Text provided –
++++++

When I flattened my work bench I built a sled like Offerman's, minus the boxes at the ends. I'd have to examine Nick's sled closer but maybe the boxes are there for height adjustment. I didn't need heigth adjustment past what my router was capable of as I only needed to take off maybe 1/4". I erected a 3/4" sheet of mdf on either side of the bench and cross braced them together and those became my rails. The sled just slid across the edges of the sheets of mdf. The trough on mine was just wide enough so I could slide my big plunge across it. With an 1 1/2" straight bit from Lee Valley it took me maybe 45 minutes to flatten an eight foot bench.


----------



## Sominus (Oct 4, 2012)

Orange Aluminum and 8020 Inc. sell extrusions which would likely allow one to make something like this fairly inexpensively. It wouldn't be that pretty anodized red color, but with the money saved you would likely be able to buy something else for yourself, claiming to SWMBO "look at all the money I saved, honey!".


----------



## DesertRatTom (Jul 3, 2012)

++++++

Information shown –
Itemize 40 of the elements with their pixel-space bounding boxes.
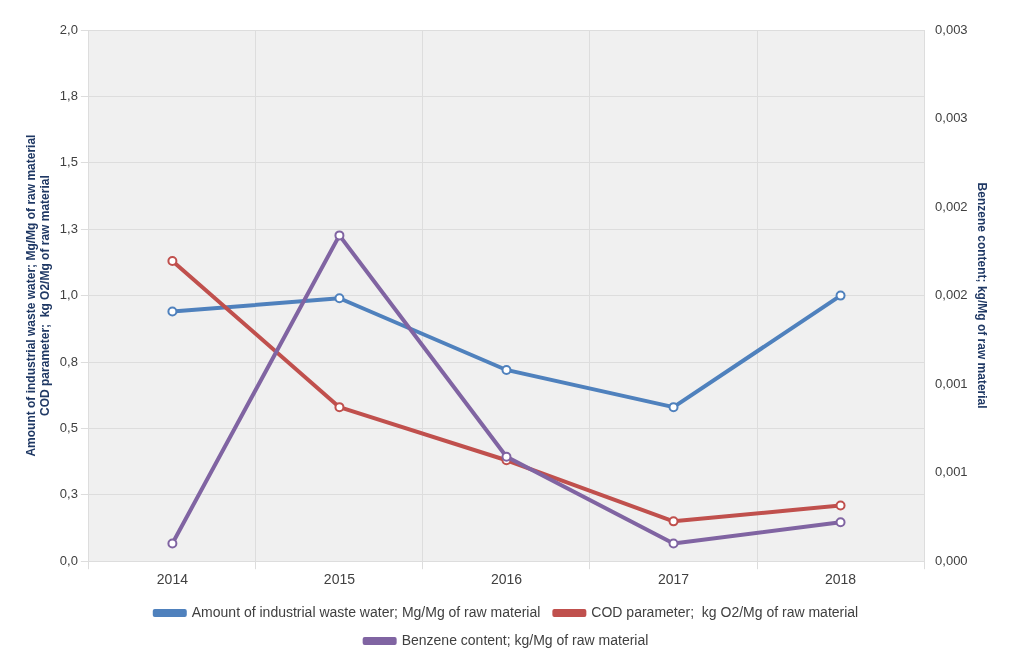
- y2-tick-label: 0,002: [935, 198, 968, 214]
- point: [835, 290, 846, 301]
- y2-tick-label: 0,000: [935, 552, 968, 568]
- legend-label: Amount of industrial waste water; Mg/Mg of raw material: [191, 603, 541, 620]
- y2-axis-title: Benzene content; kg/Mg of raw material: [975, 182, 990, 409]
- y-tick-label: 1,3: [59, 220, 78, 236]
- point: [668, 402, 679, 413]
- x-tick-label: 2017: [657, 571, 690, 588]
- y-tick-label: 1,5: [59, 154, 78, 170]
- y2-tick-label: 0,003: [935, 21, 968, 37]
- legend-label: COD parameter; kg O2/Mg of raw material: [591, 603, 859, 620]
- point: [835, 517, 846, 528]
- x-tick-label: 2016: [490, 571, 523, 588]
- point: [668, 538, 679, 549]
- y-tick-label: 1,0: [59, 287, 78, 303]
- point: [334, 293, 345, 304]
- x-tick-label: 2018: [824, 571, 857, 588]
- y2-tick-label: 0,002: [935, 287, 968, 303]
- y2-tick-label: 0,001: [935, 464, 968, 480]
- y-axis-title: Amount of industrial waste water; Mg/Mg of raw material COD parameter; kg O2/Mg of raw material: [23, 134, 52, 457]
- y-tick-label: 1,8: [59, 87, 78, 103]
- legend-label: Benzene content; kg/Mg of raw material: [401, 631, 649, 648]
- y-tick-label: 0,5: [59, 419, 78, 435]
- point: [167, 256, 178, 267]
- point: [668, 516, 679, 527]
- y-tick-label: 2,0: [59, 21, 78, 37]
- y2-tick-label: 0,003: [935, 110, 968, 126]
- y-tick-label: 0,0: [59, 552, 78, 568]
- y-tick-label: 0,8: [59, 353, 78, 369]
- point: [334, 230, 345, 241]
- x-tick-label: 2014: [156, 571, 189, 588]
- point: [501, 451, 512, 462]
- point: [835, 500, 846, 511]
- point: [501, 364, 512, 375]
- y2-tick-label: 0,001: [935, 375, 968, 391]
- point: [167, 538, 178, 549]
- y-tick-label: 0,3: [59, 486, 78, 502]
- x-tick-label: 2015: [323, 571, 356, 588]
- point: [334, 402, 345, 413]
- point: [167, 306, 178, 317]
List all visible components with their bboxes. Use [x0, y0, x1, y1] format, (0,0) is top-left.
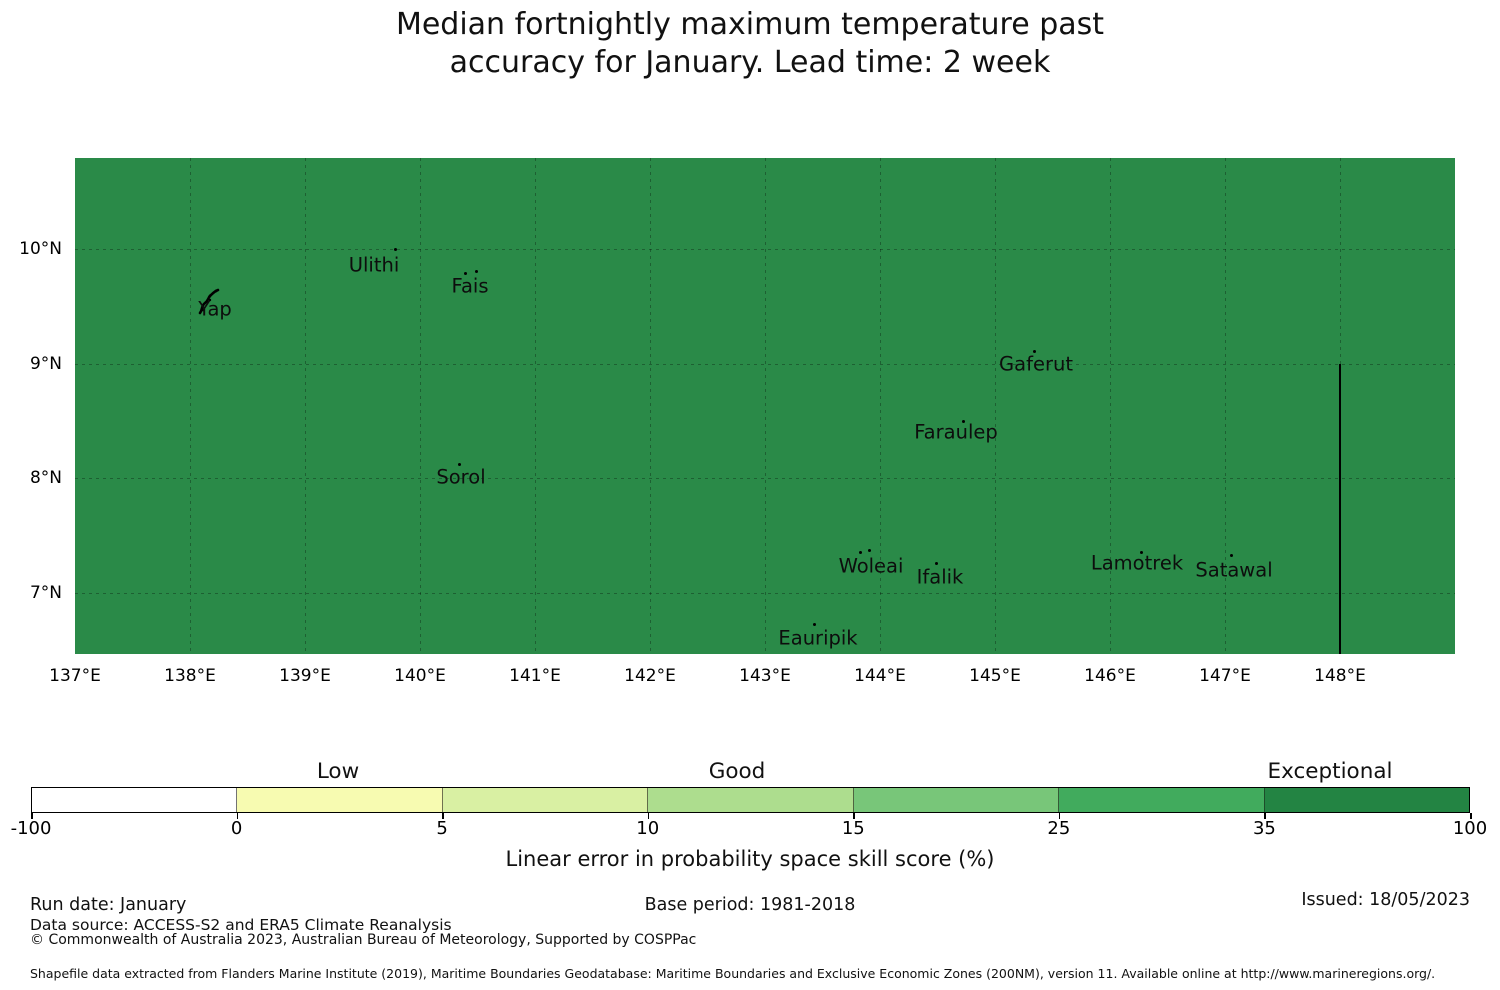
meridian-gridline — [995, 158, 996, 654]
footer-run-date: Run date: January — [30, 895, 187, 915]
colorbar-tick-mark — [236, 813, 239, 819]
footer-data-source: Data source: ACCESS-S2 and ERA5 Climate … — [30, 916, 452, 934]
colorbar-tick-mark — [442, 813, 444, 819]
island-label: Faraulep — [914, 420, 998, 444]
colorbar-segment — [442, 788, 649, 812]
island-marker-dot — [961, 419, 965, 423]
colorbar-tick-label: 0 — [230, 818, 243, 839]
colorbar-tick-label: 5 — [436, 818, 448, 839]
x-tick-label: 147°E — [1199, 666, 1251, 686]
x-tick-label: 138°E — [164, 666, 216, 686]
colorbar-segment — [1059, 788, 1265, 812]
parallel-gridline — [75, 249, 1455, 250]
colorbar-segment — [237, 788, 443, 812]
island-label: Yap — [198, 297, 232, 321]
parallel-gridline — [75, 592, 1455, 594]
colorbar-category-label: Exceptional — [1267, 759, 1393, 784]
colorbar-tick-mark — [1470, 813, 1472, 819]
x-tick-label: 141°E — [509, 666, 561, 686]
meridian-gridline — [880, 158, 881, 654]
map-plot-area: Yap Ulithi Fais Sorol Gaferut Faraulep Woleai I… — [75, 158, 1455, 654]
x-tick-label: 137°E — [49, 666, 101, 686]
y-tick-label: 9°N — [29, 353, 62, 374]
island-marker-dot — [457, 462, 461, 466]
colorbar-segment — [853, 788, 1060, 812]
island-marker-dot — [867, 548, 871, 552]
title-line-1: Median fortnightly maximum temperature p… — [395, 7, 1105, 42]
colorbar-segment — [648, 788, 854, 812]
island-marker-dot — [1229, 553, 1233, 557]
meridian-gridline — [650, 158, 651, 654]
x-tick-label: 143°E — [739, 666, 791, 686]
colorbar-tick-label: 100 — [1452, 818, 1488, 839]
x-tick-label: 140°E — [394, 666, 446, 686]
meridian-gridline — [1110, 158, 1111, 654]
island-label: Fais — [451, 274, 489, 298]
footer-copyright: © Commonwealth of Australia 2023, Austra… — [30, 932, 697, 948]
x-tick-label: 142°E — [624, 666, 676, 686]
meridian-gridline — [190, 158, 191, 654]
island-label: Ifalik — [916, 565, 964, 589]
colorbar-tick-label: 35 — [1252, 818, 1276, 839]
colorbar-tick-mark — [1264, 813, 1266, 819]
x-tick-label: 145°E — [969, 666, 1021, 686]
island-label: Eauripik — [778, 626, 858, 650]
colorbar-category-label: Low — [316, 759, 360, 784]
colorbar-segment — [32, 788, 238, 812]
x-tick-label: 148°E — [1314, 666, 1366, 686]
island-marker-dot — [934, 561, 938, 565]
colorbar-tick-mark — [853, 813, 855, 819]
y-tick-label: 8°N — [29, 468, 62, 488]
island-marker-dot — [1139, 550, 1143, 554]
island-label: Gaferut — [999, 352, 1073, 376]
island-marker-dot — [812, 622, 816, 626]
footer-base-period: Base period: 1981-2018 — [644, 895, 856, 915]
colorbar-tick-label: -100 — [10, 818, 52, 839]
meridian-gridline — [1225, 158, 1226, 654]
island-marker-dot — [474, 269, 478, 273]
colorbar-tick-mark — [647, 813, 650, 819]
colorbar-segment — [1264, 788, 1469, 812]
island-marker-dot — [858, 550, 862, 554]
colorbar-tick-label: 25 — [1047, 818, 1071, 839]
island-marker-dot — [463, 271, 467, 275]
footer-shapefile-attribution: Shapefile data extracted from Flanders M… — [30, 966, 1436, 981]
x-tick-label: 146°E — [1084, 666, 1136, 686]
meridian-gridline — [420, 158, 421, 654]
parallel-gridline — [75, 478, 1455, 479]
footer-issued: Issued: 18/05/2023 — [1301, 890, 1470, 910]
title-line-2: accuracy for January. Lead time: 2 week — [449, 45, 1051, 80]
x-tick-label: 144°E — [854, 666, 906, 686]
island-marker-dot — [393, 247, 397, 251]
parallel-gridline — [75, 363, 1455, 365]
maritime-boundary-line — [1339, 364, 1341, 654]
yap-island-shape — [197, 288, 221, 315]
island-label: Woleai — [838, 554, 904, 578]
meridian-gridline — [305, 158, 306, 654]
island-label: Satawal — [1195, 558, 1273, 582]
meridian-gridline — [765, 158, 766, 654]
colorbar-category-label: Good — [708, 759, 766, 784]
colorbar-tick-label: 15 — [841, 818, 865, 839]
colorbar-tick-label: 10 — [636, 818, 660, 839]
island-label: Lamotrek — [1090, 551, 1184, 575]
y-tick-label: 7°N — [29, 582, 62, 603]
colorbar-tick-mark — [31, 813, 33, 819]
island-label: Sorol — [436, 465, 486, 489]
colorbar-axis-label: Linear error in probability space skill … — [505, 847, 995, 871]
island-label: Ulithi — [348, 253, 400, 277]
island-marker-dot — [1032, 349, 1036, 353]
x-tick-label: 139°E — [279, 666, 331, 686]
figure-title: Median fortnightly maximum temperature p… — [0, 6, 1500, 82]
colorbar-bar — [31, 787, 1470, 813]
y-tick-label: 10°N — [19, 239, 62, 259]
colorbar-tick-mark — [1058, 813, 1061, 819]
meridian-gridline — [535, 158, 536, 654]
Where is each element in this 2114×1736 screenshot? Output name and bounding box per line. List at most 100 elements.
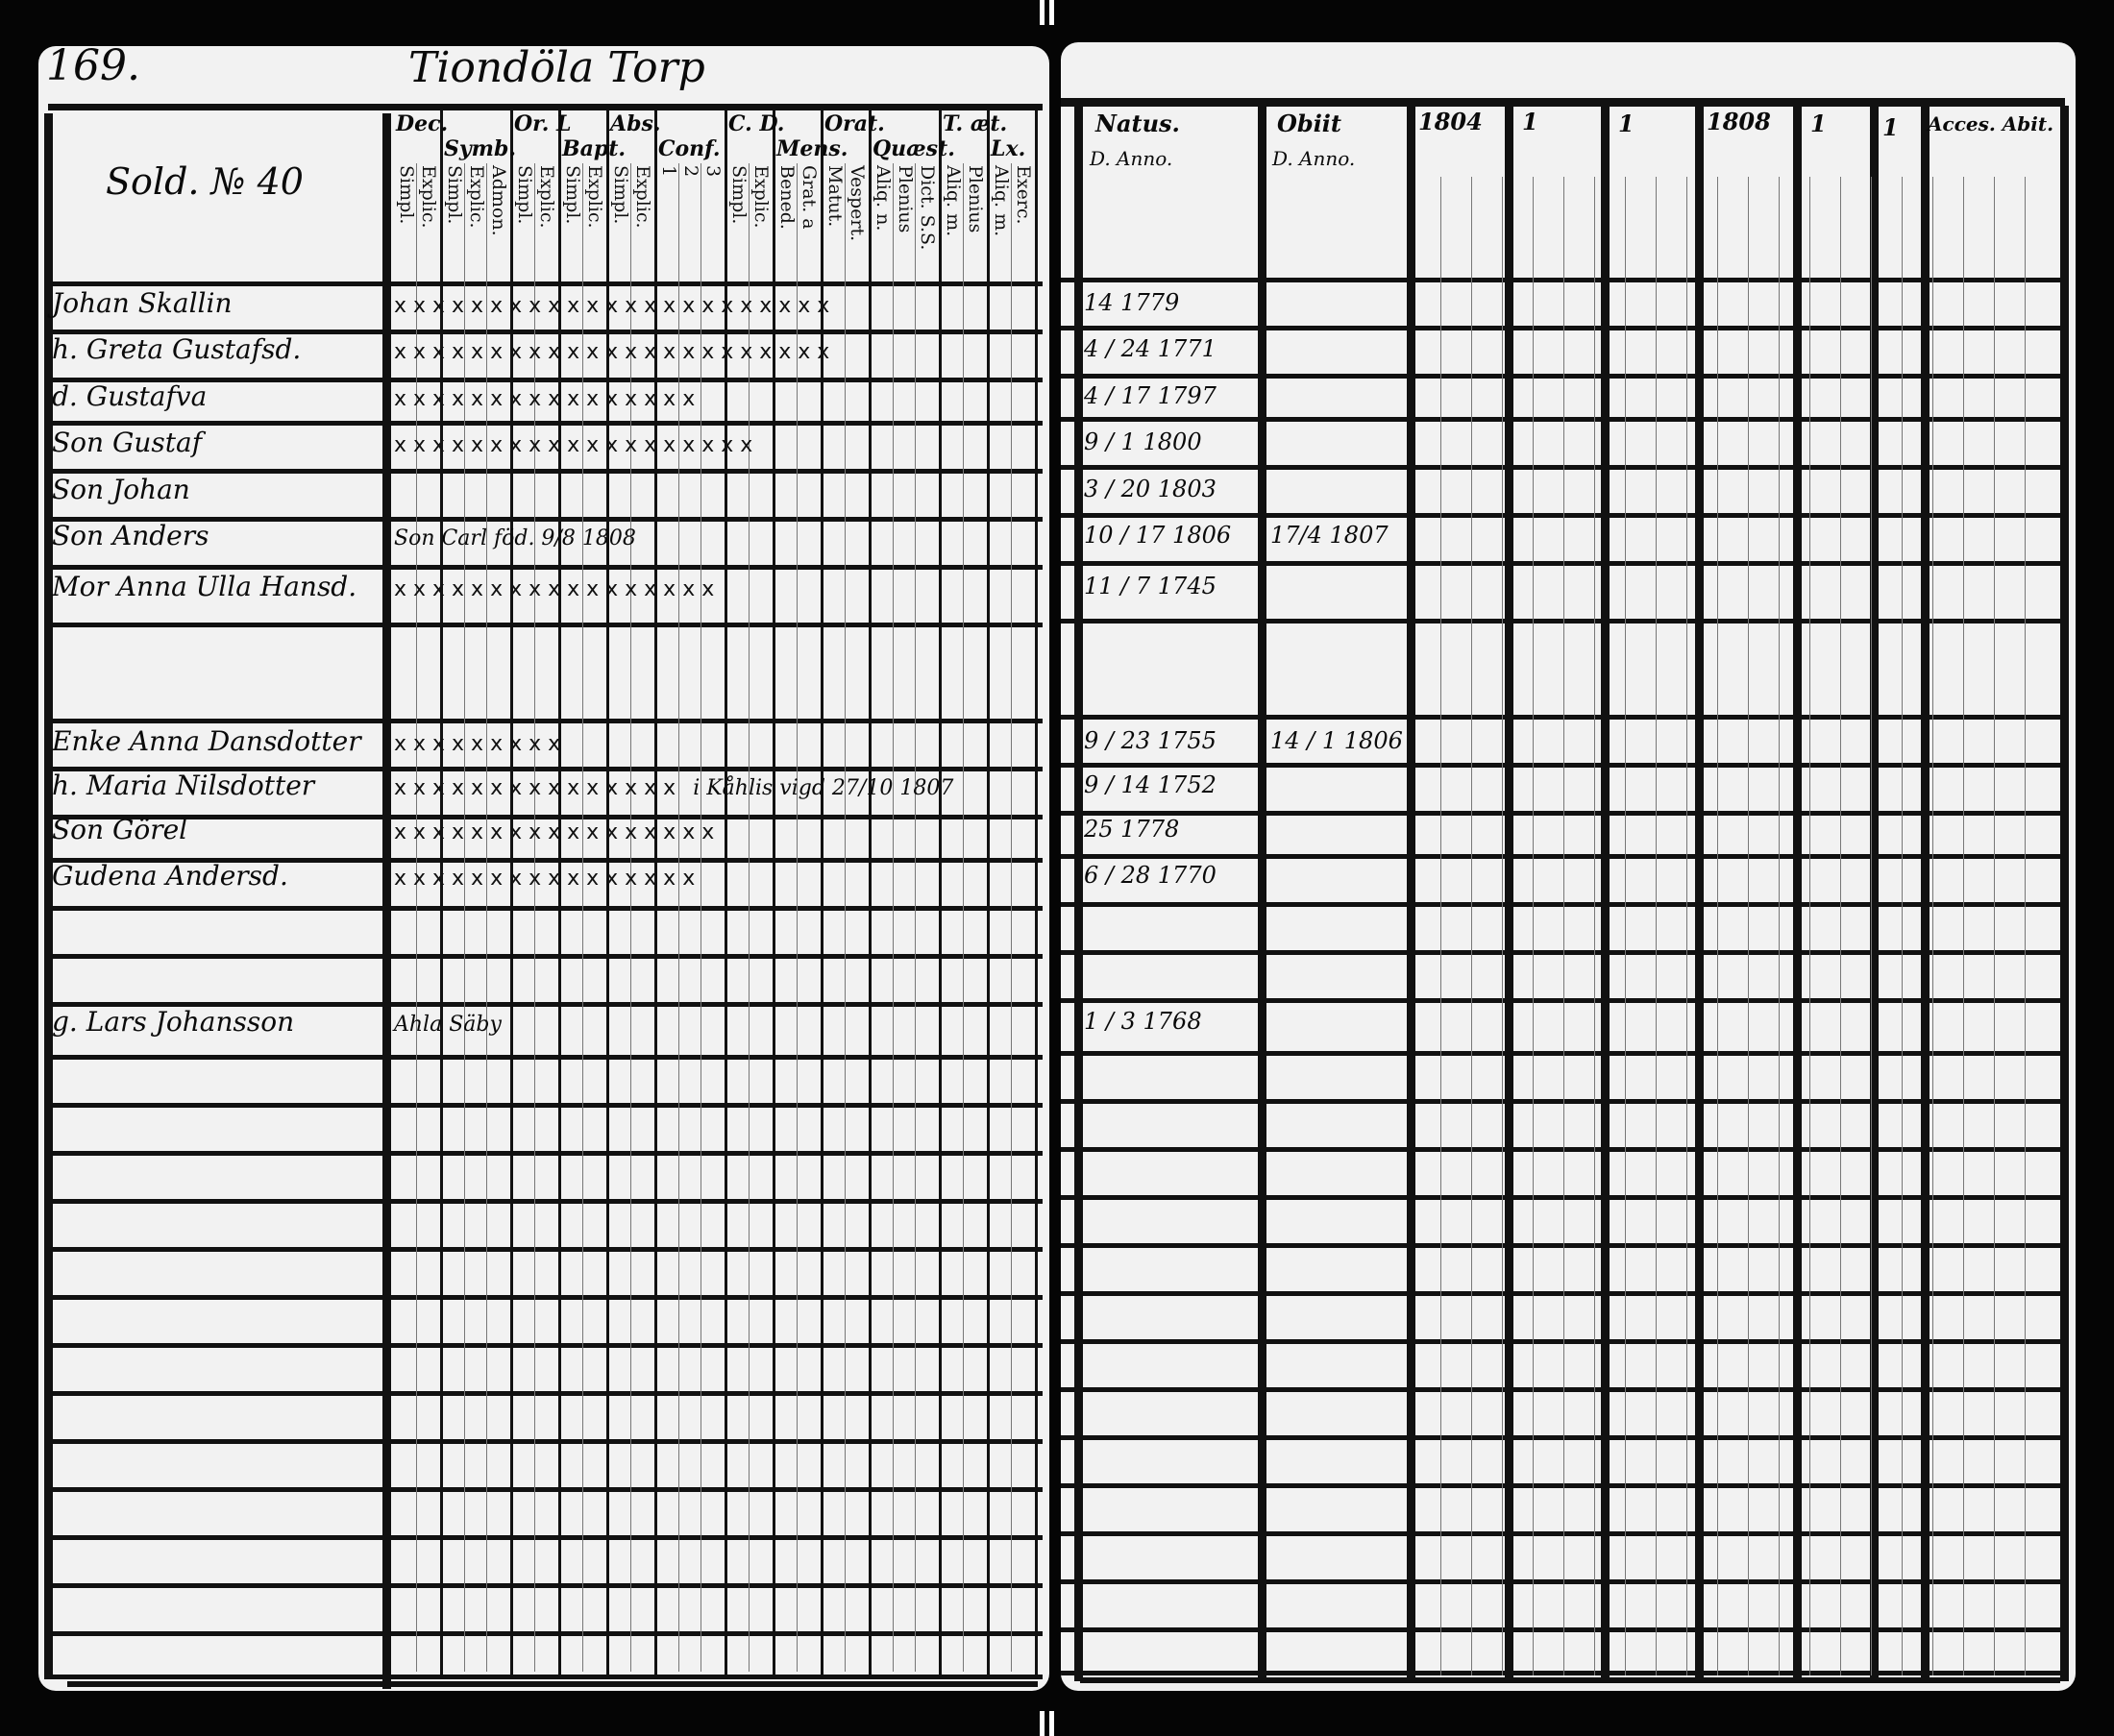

++++++

To do –
1 > Name every company mentioned in the forum thread on flattening a workbench, in the order they appear.
2 > In the forum thread on flattening a workbench, rewrite the stretch that starts with the words "Orange Aluminum and" and ends with "(Jul 3, 2012)", changing "inexpensively" to "cheaply".

Expected responses –
1 > Lee Valley, Orange Aluminum, 8020 Inc.

2 >
Orange Aluminum and 8020 Inc. sell extrusions which would likely allow one to make something like this fairly cheaply. It wouldn't be that pretty anodized red color, but with the money saved you would likely be able to buy something else for yourself, claiming to SWMBO "look at all the money I saved, honey!".


----------



## DesertRatTom (Jul 3, 2012)